• Task: Show every line of the data that contains the string "danger".

┌────────

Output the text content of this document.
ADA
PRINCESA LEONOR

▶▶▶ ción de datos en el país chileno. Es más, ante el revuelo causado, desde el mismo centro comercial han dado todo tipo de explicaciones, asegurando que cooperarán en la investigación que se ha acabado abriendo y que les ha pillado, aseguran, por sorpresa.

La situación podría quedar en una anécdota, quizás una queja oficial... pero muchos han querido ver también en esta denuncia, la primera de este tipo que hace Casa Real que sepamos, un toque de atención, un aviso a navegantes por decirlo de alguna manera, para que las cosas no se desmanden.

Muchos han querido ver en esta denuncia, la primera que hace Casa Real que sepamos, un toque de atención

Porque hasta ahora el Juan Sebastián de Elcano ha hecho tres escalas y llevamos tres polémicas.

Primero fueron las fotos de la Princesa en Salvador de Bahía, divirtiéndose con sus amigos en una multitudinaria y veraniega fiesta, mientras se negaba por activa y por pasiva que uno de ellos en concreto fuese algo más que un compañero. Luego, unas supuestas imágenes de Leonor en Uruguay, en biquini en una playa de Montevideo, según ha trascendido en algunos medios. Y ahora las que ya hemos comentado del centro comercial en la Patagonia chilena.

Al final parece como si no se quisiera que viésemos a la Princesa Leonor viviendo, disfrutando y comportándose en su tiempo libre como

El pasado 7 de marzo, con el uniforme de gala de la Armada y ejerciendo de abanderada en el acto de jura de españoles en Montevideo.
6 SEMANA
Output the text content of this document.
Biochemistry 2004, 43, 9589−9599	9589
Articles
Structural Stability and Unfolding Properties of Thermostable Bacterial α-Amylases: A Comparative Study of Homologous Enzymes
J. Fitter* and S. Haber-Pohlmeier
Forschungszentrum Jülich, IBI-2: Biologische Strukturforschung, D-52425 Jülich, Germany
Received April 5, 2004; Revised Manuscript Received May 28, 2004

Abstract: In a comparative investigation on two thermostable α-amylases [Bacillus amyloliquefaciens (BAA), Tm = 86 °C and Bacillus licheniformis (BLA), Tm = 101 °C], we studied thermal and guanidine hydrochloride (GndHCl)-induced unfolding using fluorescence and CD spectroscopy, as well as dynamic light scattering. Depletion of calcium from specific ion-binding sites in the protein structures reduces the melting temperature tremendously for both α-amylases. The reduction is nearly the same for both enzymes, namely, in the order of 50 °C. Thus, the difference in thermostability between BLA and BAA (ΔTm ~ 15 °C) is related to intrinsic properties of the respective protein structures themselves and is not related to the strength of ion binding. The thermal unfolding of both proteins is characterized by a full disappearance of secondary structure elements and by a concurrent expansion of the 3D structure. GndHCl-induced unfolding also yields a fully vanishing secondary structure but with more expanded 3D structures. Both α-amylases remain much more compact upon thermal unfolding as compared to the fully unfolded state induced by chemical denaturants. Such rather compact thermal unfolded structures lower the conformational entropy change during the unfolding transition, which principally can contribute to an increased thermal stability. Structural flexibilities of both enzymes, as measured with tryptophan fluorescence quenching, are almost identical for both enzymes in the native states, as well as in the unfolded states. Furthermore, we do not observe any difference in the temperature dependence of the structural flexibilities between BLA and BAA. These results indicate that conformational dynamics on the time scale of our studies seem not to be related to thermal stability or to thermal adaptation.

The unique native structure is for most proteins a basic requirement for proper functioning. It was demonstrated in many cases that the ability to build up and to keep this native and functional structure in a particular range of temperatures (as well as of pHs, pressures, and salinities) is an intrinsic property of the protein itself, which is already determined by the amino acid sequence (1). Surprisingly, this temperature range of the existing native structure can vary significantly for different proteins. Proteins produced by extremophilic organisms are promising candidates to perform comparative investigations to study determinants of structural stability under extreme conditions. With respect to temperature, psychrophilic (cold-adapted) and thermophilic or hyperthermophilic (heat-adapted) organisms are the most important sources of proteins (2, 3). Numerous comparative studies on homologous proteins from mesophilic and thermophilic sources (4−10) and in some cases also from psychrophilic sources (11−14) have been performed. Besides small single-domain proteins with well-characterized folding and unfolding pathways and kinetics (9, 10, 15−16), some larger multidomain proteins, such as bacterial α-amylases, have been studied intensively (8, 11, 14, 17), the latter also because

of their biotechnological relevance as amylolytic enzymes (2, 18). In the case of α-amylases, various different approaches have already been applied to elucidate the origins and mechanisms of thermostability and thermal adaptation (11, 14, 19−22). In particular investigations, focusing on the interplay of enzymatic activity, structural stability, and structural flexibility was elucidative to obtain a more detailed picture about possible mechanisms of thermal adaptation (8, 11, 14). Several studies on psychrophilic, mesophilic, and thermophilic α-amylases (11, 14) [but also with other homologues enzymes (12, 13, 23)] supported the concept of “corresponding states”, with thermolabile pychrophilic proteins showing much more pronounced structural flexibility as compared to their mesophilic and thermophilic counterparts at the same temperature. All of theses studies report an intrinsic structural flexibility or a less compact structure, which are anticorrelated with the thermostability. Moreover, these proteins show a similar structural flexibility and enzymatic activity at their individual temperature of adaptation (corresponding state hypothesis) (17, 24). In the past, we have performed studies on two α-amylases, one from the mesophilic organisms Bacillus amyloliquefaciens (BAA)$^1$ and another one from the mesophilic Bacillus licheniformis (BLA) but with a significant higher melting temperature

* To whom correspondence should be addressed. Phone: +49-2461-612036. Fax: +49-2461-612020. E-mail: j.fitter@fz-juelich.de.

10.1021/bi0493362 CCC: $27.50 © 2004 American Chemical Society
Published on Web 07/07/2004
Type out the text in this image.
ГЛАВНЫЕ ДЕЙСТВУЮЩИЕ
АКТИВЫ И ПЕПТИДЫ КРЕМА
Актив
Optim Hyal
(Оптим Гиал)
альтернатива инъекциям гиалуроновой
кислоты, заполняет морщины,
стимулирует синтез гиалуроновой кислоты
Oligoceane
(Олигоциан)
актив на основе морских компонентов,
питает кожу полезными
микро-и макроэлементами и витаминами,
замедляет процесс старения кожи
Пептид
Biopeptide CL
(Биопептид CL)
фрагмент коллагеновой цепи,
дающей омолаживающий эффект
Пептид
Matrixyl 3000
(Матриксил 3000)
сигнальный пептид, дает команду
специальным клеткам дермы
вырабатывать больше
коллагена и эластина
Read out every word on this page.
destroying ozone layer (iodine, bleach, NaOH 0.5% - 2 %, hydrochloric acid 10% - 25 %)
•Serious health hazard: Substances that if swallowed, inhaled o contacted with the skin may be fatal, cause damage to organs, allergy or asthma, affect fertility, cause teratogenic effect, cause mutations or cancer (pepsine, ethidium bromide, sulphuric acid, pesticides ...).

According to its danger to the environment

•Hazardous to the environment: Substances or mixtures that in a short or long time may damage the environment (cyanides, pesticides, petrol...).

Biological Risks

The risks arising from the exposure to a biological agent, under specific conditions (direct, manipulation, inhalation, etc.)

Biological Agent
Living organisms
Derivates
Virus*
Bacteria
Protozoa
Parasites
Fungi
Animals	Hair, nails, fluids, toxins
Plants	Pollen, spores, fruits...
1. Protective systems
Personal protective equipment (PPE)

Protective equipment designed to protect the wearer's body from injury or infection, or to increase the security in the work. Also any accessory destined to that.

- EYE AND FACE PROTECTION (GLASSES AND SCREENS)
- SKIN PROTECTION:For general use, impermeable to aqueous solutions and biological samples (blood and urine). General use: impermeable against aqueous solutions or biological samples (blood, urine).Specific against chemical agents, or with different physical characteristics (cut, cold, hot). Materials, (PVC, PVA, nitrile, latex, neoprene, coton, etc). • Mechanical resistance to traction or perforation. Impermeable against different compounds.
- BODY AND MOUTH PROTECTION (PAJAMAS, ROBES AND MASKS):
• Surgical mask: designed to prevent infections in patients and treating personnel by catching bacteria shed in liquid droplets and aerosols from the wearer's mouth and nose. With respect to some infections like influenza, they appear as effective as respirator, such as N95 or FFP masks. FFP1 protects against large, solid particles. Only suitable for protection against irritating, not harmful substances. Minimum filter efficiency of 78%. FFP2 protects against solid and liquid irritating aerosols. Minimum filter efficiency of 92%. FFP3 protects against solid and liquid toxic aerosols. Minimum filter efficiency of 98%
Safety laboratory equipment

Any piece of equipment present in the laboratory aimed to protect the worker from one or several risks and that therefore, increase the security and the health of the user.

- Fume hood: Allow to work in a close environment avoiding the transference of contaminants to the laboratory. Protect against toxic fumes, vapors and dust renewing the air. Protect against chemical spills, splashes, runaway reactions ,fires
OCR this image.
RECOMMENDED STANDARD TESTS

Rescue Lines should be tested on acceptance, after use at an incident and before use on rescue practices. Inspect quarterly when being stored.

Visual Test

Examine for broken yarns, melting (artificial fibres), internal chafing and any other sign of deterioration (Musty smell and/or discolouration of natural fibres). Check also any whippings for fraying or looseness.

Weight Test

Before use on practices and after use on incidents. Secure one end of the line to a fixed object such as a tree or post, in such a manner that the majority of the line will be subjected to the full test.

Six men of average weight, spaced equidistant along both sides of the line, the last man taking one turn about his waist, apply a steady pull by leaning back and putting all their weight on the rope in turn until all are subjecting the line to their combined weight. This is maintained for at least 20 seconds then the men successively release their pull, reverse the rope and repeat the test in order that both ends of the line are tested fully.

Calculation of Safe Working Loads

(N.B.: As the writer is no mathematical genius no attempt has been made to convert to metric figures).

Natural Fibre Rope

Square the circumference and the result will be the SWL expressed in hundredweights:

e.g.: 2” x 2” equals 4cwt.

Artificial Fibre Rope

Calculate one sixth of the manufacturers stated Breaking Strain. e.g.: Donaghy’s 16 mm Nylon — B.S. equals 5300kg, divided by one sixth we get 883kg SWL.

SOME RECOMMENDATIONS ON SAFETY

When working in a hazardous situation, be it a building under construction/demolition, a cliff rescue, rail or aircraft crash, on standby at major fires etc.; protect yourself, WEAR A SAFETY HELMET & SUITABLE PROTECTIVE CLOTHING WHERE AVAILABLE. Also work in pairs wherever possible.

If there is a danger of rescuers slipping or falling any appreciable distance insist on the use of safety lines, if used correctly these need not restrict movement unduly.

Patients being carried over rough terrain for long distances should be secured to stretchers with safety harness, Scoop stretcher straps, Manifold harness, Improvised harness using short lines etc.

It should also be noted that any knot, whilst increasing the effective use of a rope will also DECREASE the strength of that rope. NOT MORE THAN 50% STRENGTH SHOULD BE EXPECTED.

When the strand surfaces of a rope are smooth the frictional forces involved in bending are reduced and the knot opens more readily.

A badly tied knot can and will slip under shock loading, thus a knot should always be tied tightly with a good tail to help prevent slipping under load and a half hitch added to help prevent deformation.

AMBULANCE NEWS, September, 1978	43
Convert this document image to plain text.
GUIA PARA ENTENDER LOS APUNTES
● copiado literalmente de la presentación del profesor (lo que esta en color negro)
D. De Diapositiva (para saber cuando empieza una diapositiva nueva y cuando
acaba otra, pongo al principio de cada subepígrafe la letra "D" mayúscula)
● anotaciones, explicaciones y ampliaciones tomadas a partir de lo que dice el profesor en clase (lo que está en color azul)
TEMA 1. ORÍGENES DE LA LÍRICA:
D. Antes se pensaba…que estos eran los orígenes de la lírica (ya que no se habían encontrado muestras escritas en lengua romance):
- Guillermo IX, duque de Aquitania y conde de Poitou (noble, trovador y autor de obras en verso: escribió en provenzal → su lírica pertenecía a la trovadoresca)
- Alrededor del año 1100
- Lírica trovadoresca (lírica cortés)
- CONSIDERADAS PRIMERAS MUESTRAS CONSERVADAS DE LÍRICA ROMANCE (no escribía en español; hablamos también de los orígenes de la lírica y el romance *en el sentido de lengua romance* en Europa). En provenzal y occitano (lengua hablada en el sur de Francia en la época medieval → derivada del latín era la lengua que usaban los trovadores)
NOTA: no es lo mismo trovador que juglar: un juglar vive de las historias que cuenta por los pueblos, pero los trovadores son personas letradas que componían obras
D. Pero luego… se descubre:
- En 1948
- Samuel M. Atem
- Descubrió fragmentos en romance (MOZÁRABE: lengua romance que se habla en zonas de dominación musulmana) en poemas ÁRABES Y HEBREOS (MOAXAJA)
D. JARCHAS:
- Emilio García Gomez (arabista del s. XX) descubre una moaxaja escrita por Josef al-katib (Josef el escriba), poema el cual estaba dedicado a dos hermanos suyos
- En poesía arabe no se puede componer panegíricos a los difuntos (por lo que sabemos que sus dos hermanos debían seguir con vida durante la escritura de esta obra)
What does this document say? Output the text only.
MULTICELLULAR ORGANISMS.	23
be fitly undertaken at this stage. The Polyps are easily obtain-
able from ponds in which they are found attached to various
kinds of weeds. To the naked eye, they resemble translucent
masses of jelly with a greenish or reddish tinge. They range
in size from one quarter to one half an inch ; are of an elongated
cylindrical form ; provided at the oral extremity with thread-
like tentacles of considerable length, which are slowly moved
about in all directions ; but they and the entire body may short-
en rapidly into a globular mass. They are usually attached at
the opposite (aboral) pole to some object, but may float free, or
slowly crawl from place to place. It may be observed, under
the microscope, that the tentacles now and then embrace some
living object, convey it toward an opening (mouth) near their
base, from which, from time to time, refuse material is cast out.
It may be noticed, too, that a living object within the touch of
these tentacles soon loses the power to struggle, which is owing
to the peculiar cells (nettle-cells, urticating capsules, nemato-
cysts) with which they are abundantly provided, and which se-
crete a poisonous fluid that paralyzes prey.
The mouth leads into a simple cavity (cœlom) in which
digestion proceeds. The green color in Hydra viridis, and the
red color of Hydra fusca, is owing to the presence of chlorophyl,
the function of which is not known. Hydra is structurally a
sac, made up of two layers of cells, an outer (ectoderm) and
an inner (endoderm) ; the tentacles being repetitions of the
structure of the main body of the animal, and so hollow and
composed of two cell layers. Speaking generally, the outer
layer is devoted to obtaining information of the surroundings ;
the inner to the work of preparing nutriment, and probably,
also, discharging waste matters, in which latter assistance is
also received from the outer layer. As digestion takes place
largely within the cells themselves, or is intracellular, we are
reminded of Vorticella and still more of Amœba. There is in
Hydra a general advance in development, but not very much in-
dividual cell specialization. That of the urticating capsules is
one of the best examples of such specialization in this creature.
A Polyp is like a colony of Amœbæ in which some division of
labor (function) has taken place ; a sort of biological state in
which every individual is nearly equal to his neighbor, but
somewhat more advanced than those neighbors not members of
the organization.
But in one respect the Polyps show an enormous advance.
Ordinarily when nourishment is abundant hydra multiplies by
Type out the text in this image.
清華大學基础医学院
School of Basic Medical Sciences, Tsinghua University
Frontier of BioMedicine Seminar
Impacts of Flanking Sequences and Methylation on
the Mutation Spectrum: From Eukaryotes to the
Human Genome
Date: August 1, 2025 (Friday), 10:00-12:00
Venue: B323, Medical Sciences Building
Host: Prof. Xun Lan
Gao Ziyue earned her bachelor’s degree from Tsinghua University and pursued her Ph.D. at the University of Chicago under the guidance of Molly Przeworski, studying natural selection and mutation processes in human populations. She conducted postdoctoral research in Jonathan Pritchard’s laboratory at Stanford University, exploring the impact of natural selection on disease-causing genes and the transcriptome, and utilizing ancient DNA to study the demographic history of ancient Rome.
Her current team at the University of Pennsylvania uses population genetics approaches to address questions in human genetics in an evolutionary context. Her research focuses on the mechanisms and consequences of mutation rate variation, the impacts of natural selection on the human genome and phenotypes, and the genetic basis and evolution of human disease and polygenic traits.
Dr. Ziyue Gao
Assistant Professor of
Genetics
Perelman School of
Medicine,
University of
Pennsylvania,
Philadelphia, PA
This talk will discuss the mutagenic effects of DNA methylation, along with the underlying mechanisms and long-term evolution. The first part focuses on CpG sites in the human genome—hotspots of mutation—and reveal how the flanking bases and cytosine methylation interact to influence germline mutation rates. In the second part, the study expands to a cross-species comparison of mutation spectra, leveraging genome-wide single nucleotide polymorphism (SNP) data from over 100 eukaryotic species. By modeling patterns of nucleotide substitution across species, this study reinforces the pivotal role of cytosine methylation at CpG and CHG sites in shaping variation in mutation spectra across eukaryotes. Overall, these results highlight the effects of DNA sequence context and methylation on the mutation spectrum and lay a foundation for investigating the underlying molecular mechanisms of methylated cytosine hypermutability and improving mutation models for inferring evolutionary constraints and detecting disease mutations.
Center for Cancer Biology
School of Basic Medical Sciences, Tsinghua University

└────────

• Expected answer:
According to its danger to the environment
If there is a danger of rescuers slipping or falling any appreciable distance insist on the use of safety lines, if used correctly these need not restrict movement unduly.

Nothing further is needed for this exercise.